In the material below, the lines containing the word "title" are required; copy each of them.
◇ ◇ ◇ ◇
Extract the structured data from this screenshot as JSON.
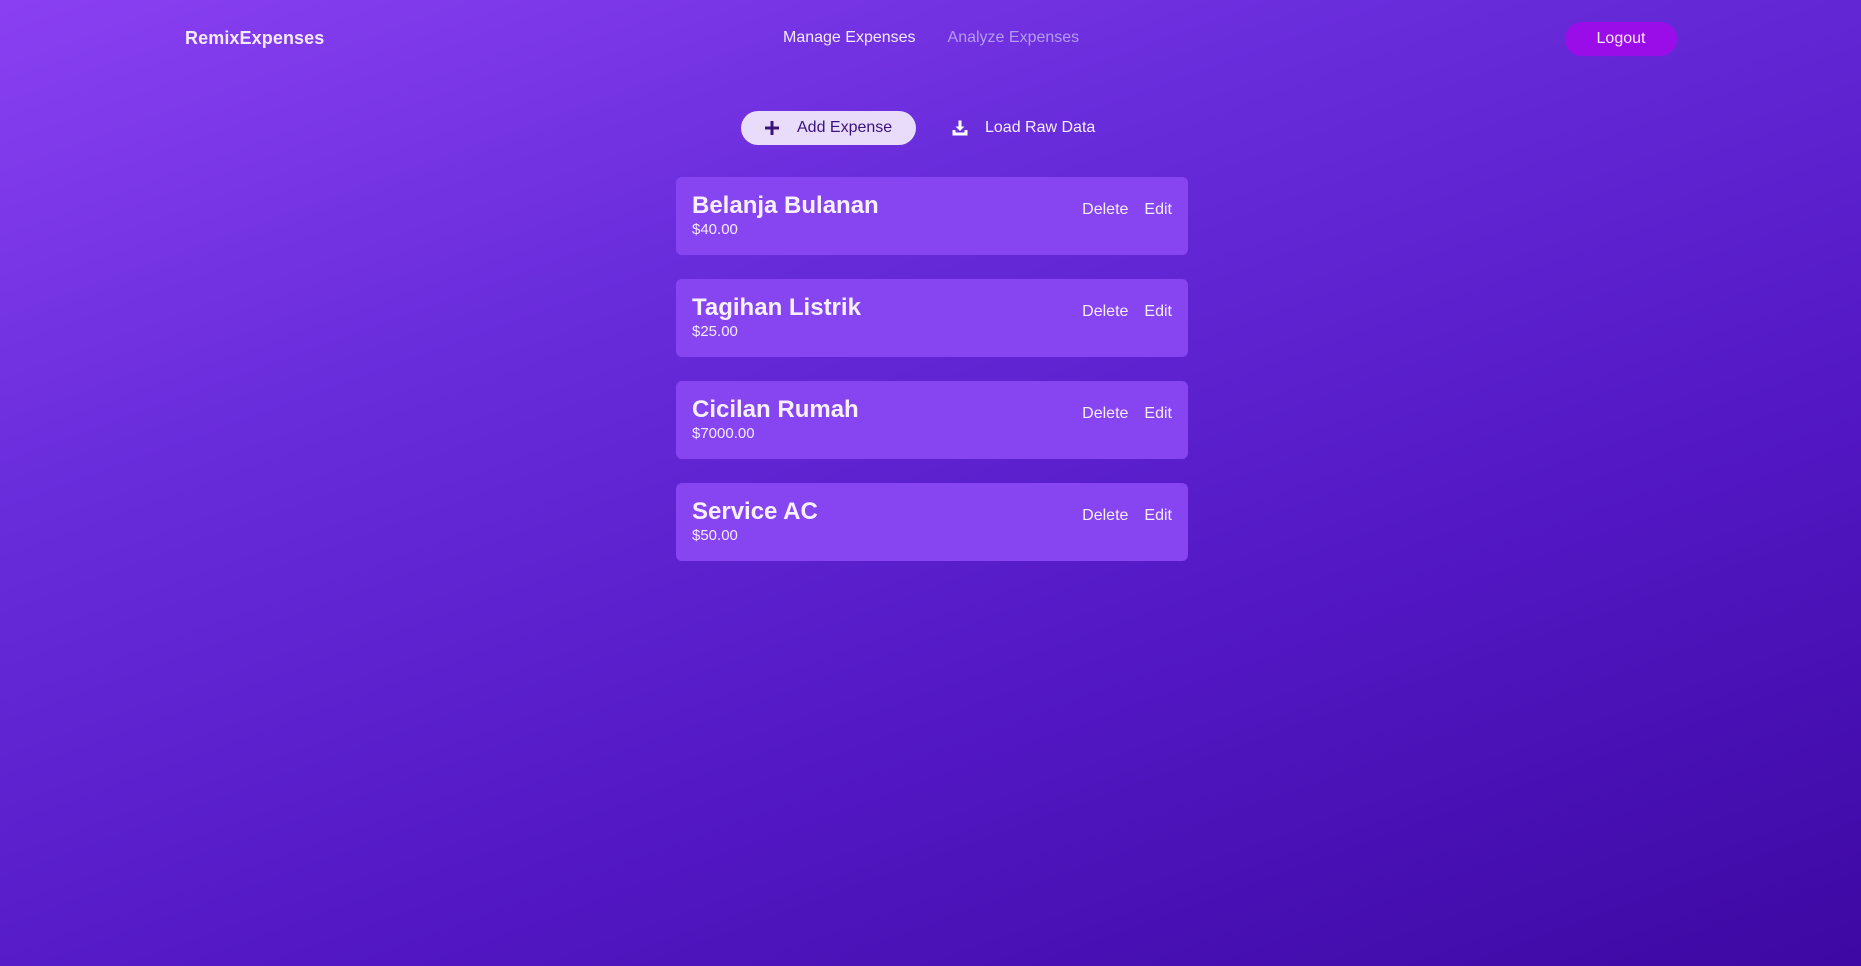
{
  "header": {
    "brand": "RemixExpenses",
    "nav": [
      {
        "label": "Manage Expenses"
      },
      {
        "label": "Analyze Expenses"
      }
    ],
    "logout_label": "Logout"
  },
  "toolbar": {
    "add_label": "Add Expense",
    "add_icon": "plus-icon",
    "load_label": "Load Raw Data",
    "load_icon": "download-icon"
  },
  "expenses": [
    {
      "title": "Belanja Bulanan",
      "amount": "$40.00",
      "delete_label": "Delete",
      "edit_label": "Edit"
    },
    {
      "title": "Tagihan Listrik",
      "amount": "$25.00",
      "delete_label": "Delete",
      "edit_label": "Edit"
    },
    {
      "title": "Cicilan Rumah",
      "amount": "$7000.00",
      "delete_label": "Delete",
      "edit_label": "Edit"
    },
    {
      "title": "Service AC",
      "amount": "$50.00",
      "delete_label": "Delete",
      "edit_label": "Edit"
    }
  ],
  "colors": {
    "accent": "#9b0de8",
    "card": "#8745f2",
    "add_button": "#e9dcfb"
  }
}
◇ ◇ ◇ ◇
ANSWER BELOW
      "title": "Belanja Bulanan",
      "title": "Tagihan Listrik",
      "title": "Cicilan Rumah",
      "title": "Service AC",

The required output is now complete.